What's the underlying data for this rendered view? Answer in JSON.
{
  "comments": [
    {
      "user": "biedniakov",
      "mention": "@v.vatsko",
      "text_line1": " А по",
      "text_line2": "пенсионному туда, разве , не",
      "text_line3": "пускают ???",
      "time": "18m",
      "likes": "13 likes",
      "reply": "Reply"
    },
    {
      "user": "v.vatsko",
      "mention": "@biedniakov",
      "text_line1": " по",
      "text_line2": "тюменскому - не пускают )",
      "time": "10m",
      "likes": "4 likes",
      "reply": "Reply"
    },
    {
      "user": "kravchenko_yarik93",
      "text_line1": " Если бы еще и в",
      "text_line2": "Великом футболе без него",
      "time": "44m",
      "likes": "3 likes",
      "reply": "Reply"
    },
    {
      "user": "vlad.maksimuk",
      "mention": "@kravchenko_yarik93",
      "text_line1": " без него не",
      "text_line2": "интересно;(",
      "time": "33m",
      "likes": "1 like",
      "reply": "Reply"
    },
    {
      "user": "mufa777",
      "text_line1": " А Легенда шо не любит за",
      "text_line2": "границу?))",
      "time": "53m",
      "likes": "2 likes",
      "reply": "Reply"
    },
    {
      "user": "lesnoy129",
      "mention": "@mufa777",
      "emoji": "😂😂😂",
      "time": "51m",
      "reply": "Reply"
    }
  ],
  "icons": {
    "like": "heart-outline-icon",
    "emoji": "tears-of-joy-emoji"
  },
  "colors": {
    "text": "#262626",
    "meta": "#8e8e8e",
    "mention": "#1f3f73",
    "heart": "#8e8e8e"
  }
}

--

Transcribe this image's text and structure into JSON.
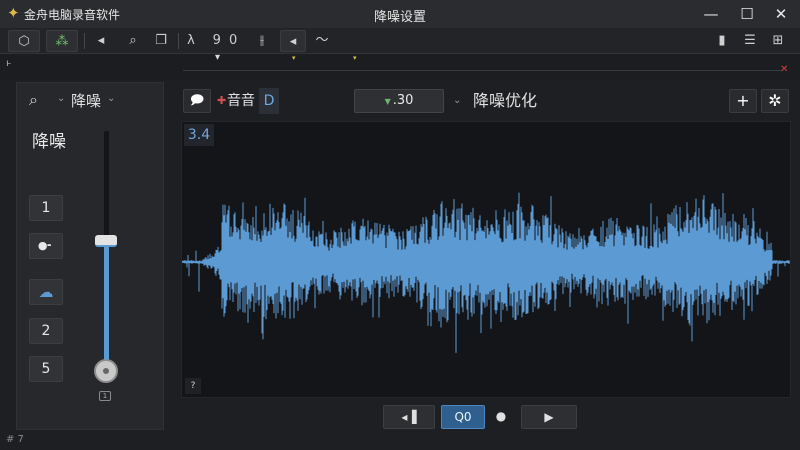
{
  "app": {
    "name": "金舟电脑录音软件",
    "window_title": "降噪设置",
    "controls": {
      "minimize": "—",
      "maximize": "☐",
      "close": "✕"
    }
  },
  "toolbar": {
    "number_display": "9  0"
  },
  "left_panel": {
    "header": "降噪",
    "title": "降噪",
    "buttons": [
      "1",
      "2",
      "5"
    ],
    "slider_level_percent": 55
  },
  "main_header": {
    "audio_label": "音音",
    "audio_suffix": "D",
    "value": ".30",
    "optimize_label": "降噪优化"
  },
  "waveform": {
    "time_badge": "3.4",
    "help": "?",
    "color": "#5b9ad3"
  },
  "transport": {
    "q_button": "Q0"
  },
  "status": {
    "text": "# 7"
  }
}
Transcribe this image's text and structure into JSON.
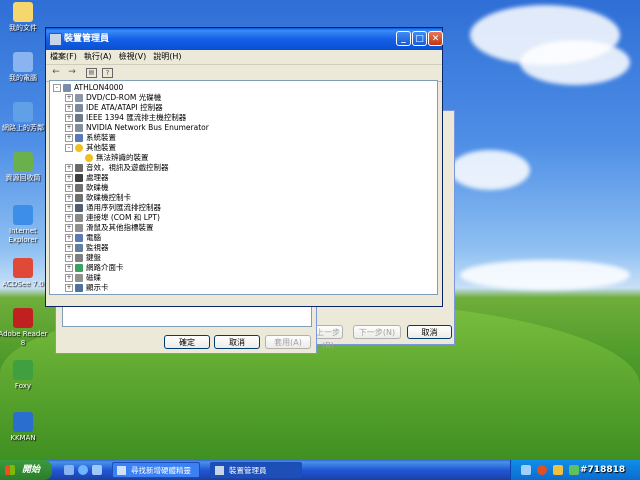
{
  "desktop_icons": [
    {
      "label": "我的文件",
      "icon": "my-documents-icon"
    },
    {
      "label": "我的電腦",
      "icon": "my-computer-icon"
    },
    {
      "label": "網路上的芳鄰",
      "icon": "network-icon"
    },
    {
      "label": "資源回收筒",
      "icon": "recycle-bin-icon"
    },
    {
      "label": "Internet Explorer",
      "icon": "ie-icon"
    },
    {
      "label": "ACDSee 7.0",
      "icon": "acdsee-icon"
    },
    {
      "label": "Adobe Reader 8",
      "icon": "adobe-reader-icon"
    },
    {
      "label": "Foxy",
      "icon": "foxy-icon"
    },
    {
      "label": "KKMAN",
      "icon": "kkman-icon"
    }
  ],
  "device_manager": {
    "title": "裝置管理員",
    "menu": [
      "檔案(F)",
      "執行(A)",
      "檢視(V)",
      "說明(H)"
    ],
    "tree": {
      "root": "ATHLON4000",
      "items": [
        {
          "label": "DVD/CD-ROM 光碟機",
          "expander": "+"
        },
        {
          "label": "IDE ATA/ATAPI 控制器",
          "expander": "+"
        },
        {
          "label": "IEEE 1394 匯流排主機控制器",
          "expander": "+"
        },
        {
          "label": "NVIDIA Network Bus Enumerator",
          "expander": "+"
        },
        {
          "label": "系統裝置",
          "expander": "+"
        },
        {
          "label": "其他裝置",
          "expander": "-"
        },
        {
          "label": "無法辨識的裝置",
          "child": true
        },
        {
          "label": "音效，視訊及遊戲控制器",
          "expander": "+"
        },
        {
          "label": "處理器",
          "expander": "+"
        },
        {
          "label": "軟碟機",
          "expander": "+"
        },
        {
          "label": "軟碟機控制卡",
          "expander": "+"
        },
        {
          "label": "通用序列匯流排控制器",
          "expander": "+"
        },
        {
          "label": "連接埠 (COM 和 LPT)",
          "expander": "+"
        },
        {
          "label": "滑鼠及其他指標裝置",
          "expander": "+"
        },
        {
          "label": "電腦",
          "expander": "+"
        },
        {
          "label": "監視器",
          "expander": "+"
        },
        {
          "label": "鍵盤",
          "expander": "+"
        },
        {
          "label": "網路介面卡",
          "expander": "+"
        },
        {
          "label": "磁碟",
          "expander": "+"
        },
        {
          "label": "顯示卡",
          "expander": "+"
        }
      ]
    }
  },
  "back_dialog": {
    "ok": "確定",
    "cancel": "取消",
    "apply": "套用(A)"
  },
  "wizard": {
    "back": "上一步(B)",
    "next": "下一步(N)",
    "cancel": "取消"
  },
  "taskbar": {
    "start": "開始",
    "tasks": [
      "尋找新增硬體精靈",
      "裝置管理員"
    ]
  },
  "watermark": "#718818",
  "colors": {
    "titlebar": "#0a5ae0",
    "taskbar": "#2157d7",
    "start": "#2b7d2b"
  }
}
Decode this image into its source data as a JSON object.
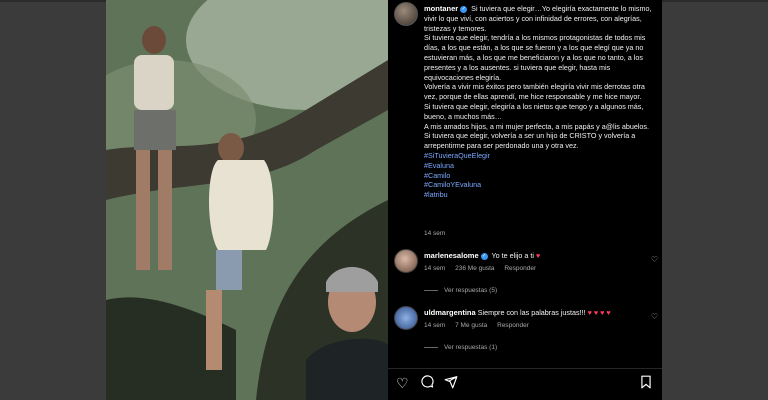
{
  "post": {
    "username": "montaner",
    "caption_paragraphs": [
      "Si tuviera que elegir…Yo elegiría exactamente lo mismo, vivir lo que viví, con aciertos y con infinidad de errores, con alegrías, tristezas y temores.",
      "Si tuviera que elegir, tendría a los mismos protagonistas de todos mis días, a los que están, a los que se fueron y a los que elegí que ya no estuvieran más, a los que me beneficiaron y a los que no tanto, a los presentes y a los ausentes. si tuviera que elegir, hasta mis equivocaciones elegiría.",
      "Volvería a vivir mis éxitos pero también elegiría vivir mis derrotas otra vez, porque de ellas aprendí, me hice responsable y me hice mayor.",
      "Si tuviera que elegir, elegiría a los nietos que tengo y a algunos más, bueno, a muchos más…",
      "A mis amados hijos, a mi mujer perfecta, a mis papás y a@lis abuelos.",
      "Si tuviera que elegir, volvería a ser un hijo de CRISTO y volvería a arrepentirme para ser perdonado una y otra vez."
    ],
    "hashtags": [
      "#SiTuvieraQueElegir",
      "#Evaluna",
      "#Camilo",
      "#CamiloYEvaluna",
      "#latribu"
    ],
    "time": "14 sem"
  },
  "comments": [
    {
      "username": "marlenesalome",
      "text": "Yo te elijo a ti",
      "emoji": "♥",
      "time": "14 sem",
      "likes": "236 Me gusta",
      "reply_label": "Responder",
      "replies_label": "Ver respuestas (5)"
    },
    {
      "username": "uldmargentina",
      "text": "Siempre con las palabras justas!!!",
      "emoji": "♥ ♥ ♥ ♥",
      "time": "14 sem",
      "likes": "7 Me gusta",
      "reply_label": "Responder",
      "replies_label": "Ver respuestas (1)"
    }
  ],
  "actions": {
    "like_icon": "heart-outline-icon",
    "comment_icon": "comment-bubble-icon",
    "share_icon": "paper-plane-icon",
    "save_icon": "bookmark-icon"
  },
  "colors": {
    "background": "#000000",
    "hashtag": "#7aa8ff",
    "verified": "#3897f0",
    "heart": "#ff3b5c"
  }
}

* * *

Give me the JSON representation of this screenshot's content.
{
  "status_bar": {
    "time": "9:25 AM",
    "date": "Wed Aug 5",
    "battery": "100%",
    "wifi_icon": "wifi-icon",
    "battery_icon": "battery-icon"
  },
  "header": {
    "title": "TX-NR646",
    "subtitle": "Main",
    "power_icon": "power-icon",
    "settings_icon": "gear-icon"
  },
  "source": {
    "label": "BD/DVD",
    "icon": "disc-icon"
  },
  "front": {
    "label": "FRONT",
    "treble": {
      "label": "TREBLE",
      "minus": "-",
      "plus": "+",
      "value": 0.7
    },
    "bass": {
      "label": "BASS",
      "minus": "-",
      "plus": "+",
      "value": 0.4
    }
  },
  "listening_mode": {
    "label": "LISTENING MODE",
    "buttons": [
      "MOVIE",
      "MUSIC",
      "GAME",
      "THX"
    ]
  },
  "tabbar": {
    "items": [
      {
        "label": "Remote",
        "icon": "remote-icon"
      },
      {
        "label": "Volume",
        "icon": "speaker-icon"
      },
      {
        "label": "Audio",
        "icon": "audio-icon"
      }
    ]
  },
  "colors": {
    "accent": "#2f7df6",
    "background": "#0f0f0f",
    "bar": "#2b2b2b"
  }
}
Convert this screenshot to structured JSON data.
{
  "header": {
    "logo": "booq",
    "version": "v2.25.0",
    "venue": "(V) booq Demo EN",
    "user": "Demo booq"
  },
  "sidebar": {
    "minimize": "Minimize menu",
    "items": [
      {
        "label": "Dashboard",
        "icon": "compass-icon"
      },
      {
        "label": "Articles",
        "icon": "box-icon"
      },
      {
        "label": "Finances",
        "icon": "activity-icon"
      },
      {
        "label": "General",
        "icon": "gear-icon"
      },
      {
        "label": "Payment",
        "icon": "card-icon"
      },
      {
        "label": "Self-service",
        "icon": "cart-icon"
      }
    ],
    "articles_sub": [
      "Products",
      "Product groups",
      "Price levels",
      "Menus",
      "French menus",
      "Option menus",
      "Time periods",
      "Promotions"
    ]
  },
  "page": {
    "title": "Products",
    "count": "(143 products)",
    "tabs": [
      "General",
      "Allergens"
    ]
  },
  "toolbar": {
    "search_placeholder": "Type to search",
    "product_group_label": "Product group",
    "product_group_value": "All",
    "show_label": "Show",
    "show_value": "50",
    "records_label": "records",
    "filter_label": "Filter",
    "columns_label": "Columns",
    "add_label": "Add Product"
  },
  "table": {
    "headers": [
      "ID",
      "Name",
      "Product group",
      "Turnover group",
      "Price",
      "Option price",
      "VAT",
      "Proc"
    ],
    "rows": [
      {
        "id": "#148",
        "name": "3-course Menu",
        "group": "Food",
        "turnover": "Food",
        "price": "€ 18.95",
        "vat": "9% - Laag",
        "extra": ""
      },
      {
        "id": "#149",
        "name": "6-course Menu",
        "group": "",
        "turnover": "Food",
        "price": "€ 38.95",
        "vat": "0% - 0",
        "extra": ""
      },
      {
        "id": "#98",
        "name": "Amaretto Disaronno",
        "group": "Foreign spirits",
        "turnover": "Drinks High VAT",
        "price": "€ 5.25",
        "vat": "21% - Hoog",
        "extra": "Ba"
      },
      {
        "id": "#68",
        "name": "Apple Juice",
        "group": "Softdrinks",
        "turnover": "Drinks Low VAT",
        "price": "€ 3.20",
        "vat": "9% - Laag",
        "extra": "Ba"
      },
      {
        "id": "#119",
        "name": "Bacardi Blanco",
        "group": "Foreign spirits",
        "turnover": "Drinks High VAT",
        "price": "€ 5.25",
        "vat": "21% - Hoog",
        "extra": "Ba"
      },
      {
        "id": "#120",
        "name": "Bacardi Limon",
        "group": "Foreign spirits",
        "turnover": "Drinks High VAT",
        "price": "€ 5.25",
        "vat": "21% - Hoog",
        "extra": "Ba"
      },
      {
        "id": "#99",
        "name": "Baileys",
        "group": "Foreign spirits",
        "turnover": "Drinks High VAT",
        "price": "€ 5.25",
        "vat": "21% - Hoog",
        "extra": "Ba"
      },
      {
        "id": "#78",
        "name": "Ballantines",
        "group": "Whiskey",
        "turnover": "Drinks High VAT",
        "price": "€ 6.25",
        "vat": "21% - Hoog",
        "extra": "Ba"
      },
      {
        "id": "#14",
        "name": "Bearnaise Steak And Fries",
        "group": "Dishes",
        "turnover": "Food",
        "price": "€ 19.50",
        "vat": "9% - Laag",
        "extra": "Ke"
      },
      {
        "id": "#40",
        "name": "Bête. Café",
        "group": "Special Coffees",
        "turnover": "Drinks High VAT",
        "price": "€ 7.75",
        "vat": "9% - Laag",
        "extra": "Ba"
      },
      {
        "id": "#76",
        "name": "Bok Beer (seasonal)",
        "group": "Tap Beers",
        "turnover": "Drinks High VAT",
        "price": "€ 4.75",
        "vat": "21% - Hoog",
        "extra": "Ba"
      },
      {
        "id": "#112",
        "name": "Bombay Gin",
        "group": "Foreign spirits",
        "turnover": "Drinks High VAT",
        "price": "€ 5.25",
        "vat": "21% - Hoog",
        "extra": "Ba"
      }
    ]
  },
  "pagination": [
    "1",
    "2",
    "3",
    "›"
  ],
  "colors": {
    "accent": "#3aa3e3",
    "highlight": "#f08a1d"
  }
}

Written instruction: Return each full line of the entries that contains the word "username".

Task output:
    "username": "montaner",
      "username": "marlenesalome",
      "username": "uldmargentina",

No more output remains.